* **Work to complete**: Only a number is wanted here: the number of lines of the data that include "Exploration".

-- Start Task inputs --

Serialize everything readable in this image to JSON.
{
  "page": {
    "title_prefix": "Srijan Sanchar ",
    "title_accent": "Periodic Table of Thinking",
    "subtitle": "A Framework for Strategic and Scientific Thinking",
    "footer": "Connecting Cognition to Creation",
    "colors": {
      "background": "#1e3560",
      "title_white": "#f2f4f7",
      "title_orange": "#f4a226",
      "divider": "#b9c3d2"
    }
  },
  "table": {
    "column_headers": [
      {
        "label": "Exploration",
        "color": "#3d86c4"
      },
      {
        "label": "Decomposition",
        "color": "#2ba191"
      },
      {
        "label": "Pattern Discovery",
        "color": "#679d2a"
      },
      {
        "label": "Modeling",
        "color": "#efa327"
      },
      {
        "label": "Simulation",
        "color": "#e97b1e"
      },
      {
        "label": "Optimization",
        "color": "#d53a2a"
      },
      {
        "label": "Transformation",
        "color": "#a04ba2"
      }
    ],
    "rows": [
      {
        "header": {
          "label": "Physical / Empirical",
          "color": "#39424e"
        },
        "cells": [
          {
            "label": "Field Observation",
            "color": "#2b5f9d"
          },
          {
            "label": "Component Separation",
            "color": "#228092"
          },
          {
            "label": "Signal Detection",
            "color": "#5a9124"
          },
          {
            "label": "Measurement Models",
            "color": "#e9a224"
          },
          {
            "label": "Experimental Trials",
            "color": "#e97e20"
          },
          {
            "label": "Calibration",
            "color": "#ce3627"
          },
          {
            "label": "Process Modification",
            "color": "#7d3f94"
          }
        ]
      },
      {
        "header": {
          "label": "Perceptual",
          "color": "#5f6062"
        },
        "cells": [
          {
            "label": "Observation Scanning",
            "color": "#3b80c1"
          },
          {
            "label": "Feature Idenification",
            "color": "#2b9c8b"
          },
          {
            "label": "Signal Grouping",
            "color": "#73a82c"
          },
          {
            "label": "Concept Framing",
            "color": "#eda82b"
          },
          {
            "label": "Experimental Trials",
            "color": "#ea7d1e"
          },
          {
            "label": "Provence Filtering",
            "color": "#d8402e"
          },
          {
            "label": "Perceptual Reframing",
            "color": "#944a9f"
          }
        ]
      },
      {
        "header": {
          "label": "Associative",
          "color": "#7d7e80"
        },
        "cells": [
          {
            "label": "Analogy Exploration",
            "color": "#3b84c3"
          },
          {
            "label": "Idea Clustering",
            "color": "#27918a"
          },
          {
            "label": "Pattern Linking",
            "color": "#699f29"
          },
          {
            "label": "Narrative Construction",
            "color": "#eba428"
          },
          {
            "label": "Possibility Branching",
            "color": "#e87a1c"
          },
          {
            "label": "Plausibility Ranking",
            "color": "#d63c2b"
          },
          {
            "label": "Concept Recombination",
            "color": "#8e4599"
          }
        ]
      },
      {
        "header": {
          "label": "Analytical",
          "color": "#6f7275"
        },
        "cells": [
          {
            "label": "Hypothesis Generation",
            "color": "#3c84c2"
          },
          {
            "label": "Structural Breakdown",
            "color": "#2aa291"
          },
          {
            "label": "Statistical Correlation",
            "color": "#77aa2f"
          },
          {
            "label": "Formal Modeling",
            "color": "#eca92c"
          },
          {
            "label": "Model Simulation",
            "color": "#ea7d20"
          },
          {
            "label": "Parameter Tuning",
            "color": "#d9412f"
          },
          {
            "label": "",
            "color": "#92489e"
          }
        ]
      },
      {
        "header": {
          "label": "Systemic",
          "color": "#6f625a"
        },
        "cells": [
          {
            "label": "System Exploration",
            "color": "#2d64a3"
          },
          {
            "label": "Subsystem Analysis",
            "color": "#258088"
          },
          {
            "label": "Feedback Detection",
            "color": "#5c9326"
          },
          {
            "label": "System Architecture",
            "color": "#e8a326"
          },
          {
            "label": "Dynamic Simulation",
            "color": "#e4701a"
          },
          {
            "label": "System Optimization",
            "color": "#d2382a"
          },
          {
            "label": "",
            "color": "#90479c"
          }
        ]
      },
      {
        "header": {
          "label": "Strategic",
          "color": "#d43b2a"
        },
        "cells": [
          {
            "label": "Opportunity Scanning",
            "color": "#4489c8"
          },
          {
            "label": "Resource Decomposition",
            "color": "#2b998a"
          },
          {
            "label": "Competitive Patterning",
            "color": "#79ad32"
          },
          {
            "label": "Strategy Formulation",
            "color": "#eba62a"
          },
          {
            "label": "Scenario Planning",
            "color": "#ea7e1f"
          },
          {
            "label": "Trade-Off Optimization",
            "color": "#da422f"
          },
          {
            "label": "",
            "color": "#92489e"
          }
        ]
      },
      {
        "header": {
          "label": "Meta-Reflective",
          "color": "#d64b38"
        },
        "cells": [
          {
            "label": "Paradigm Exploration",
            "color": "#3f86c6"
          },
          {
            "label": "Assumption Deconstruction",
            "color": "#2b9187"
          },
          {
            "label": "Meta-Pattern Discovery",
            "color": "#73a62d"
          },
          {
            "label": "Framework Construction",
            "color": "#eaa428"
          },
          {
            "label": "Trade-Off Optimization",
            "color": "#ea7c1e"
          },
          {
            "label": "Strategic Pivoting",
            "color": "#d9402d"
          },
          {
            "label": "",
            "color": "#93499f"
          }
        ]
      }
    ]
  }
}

-- End Task inputs --

* **Task response**: 4